Required work: Pick every line with "joystick" from the material below.

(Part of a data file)
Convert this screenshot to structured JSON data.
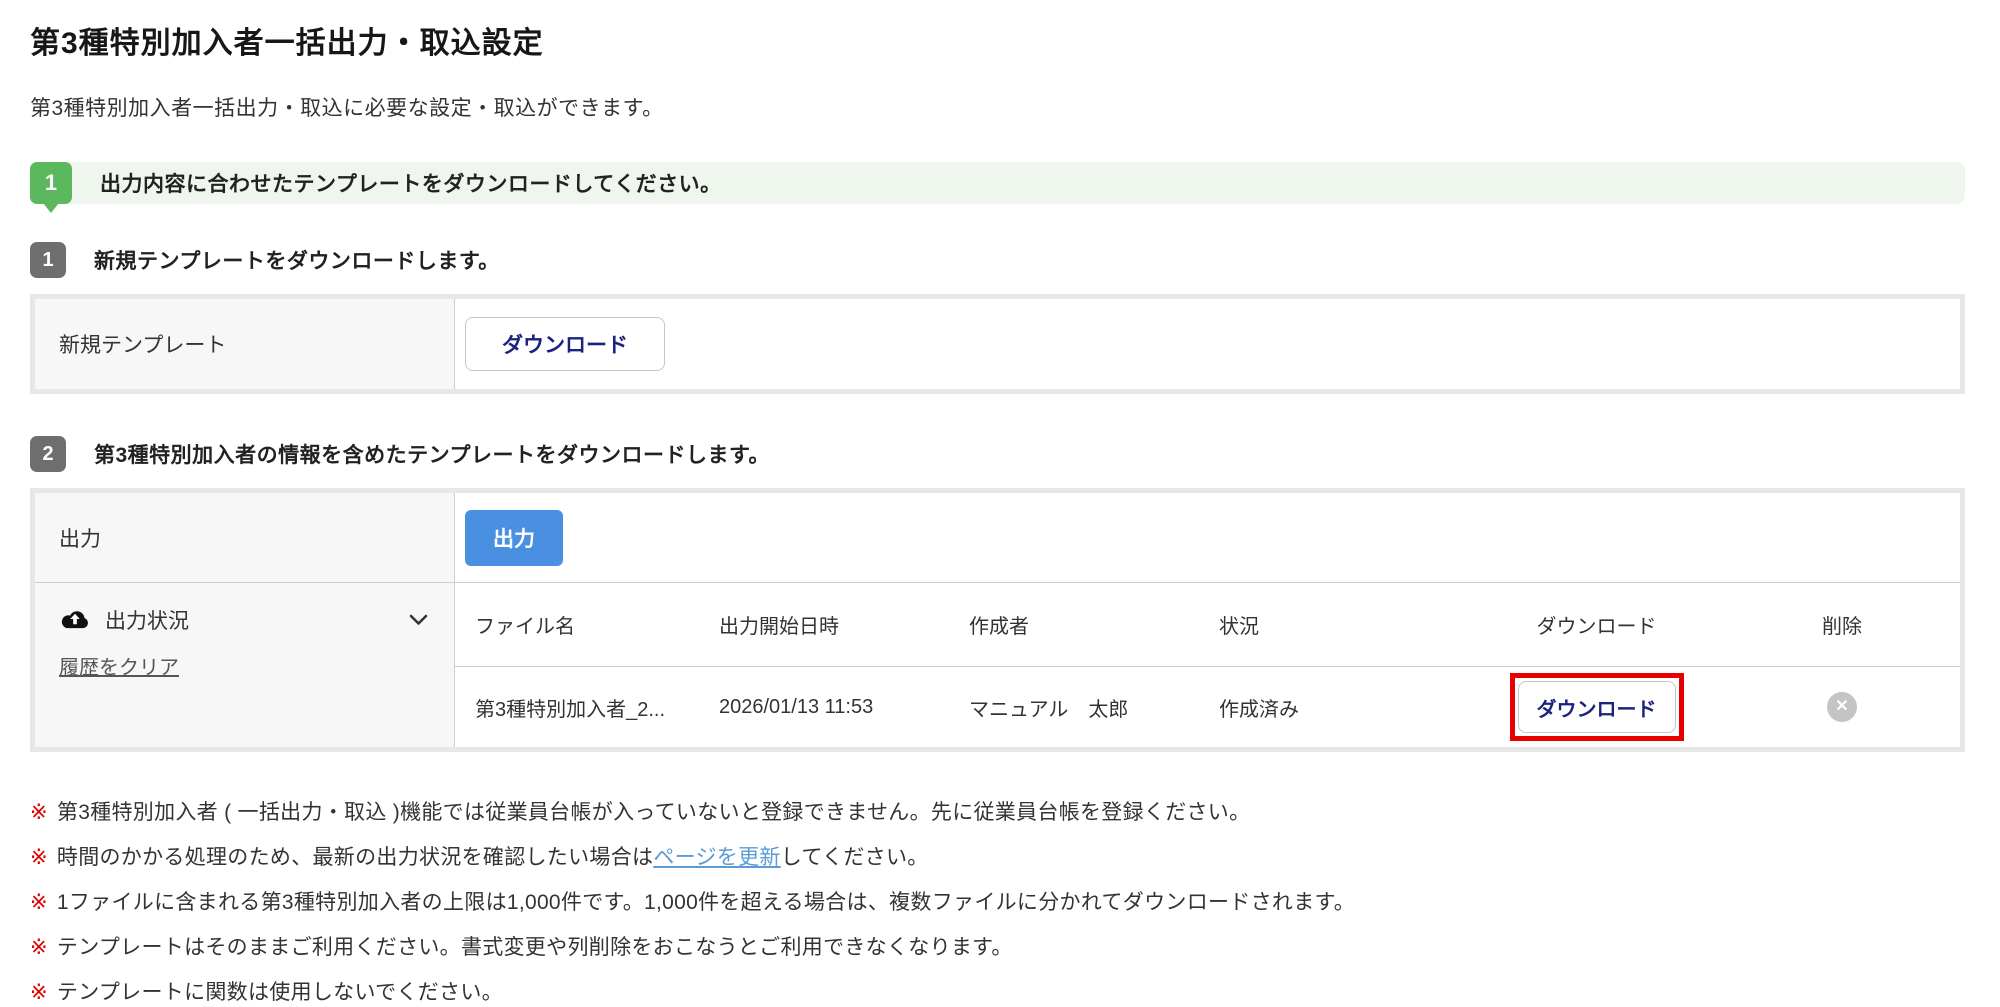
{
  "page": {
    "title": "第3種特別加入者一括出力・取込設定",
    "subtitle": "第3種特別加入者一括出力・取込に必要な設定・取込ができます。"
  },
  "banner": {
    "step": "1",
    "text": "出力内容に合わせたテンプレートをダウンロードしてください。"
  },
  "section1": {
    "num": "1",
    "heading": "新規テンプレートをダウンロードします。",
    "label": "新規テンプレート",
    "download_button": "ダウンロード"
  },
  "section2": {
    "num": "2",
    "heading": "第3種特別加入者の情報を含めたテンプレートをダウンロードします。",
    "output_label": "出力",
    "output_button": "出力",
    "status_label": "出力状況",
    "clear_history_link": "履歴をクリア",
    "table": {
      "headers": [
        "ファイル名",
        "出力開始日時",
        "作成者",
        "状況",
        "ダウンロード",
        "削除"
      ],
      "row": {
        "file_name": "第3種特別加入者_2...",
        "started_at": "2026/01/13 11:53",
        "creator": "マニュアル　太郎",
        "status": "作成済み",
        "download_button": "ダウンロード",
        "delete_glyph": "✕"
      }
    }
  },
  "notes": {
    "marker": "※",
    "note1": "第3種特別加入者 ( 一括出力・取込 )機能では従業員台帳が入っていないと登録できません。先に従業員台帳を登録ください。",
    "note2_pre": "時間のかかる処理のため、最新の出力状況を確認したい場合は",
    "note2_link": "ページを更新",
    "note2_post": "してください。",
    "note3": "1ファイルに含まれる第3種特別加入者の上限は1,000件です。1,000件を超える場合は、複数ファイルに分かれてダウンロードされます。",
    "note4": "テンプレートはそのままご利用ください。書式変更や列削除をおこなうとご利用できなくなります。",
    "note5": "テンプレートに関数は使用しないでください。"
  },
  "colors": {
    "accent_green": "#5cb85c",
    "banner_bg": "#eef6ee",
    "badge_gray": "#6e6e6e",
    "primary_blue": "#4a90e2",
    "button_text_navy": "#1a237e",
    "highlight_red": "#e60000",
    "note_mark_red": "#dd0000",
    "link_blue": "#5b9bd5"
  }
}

* * *

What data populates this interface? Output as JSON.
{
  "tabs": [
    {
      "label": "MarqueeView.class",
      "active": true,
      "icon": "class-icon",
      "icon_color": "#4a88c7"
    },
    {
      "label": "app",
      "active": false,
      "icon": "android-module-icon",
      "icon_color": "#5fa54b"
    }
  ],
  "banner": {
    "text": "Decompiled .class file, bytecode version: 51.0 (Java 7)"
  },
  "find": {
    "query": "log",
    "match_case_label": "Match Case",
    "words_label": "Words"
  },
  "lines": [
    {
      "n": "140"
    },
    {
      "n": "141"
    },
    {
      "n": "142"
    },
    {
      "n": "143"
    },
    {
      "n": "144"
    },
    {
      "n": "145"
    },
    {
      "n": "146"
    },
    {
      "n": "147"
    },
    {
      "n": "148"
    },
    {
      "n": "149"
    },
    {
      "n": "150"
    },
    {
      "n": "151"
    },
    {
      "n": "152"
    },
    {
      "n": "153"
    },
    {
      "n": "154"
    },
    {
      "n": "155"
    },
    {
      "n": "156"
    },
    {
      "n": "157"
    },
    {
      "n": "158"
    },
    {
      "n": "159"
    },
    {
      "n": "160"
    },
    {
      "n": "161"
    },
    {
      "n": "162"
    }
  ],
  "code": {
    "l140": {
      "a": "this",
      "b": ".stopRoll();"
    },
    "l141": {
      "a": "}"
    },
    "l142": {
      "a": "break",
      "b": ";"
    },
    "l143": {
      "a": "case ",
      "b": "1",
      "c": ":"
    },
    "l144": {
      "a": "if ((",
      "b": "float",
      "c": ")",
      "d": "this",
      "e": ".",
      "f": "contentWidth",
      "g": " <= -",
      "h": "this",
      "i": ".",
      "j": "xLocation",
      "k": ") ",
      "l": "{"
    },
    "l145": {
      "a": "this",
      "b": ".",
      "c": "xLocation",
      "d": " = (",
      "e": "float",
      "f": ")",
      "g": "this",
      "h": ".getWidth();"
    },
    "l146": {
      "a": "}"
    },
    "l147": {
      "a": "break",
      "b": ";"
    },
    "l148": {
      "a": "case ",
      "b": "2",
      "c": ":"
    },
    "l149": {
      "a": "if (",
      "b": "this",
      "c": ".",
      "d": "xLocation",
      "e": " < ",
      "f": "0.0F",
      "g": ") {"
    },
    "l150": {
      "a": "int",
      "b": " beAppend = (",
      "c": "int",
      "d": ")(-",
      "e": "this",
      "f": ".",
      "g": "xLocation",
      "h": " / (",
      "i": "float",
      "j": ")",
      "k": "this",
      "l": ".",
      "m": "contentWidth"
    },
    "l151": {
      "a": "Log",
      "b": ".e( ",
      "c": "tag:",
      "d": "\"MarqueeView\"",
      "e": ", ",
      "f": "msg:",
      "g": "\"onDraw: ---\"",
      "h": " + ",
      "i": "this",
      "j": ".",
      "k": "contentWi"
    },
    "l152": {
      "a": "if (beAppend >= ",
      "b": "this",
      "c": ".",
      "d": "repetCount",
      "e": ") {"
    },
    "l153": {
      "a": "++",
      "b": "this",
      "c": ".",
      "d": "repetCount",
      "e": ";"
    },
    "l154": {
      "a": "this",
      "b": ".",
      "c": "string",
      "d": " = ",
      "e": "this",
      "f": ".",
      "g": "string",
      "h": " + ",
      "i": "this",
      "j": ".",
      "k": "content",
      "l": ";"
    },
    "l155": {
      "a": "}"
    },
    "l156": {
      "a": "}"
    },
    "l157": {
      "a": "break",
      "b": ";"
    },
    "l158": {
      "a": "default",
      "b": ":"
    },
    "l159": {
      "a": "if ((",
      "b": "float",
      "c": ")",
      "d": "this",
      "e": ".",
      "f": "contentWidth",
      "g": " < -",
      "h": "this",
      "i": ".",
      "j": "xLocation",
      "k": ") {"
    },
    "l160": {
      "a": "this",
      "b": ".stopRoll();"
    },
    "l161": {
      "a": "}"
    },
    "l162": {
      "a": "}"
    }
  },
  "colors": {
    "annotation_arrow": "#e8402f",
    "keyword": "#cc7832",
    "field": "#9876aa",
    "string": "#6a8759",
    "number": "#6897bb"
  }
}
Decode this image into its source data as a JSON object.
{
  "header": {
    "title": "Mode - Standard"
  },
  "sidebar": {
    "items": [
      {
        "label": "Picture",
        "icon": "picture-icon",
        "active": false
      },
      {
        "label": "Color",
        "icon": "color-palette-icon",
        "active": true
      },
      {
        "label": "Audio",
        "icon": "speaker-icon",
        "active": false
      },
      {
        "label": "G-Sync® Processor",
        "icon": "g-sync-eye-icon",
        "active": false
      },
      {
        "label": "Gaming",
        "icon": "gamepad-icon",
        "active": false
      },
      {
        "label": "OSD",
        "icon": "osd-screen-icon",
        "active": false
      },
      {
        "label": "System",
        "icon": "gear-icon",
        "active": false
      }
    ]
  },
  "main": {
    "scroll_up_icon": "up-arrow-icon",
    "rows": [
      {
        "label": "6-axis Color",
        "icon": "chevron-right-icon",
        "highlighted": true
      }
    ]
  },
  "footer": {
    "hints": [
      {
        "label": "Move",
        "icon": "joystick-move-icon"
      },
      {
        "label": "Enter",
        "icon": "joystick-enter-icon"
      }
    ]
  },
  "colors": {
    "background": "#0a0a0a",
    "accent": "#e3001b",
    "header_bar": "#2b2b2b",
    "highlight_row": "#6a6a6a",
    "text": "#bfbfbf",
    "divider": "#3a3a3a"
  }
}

Completed exercise:
        "icon": "joystick-move-icon"
        "icon": "joystick-enter-icon"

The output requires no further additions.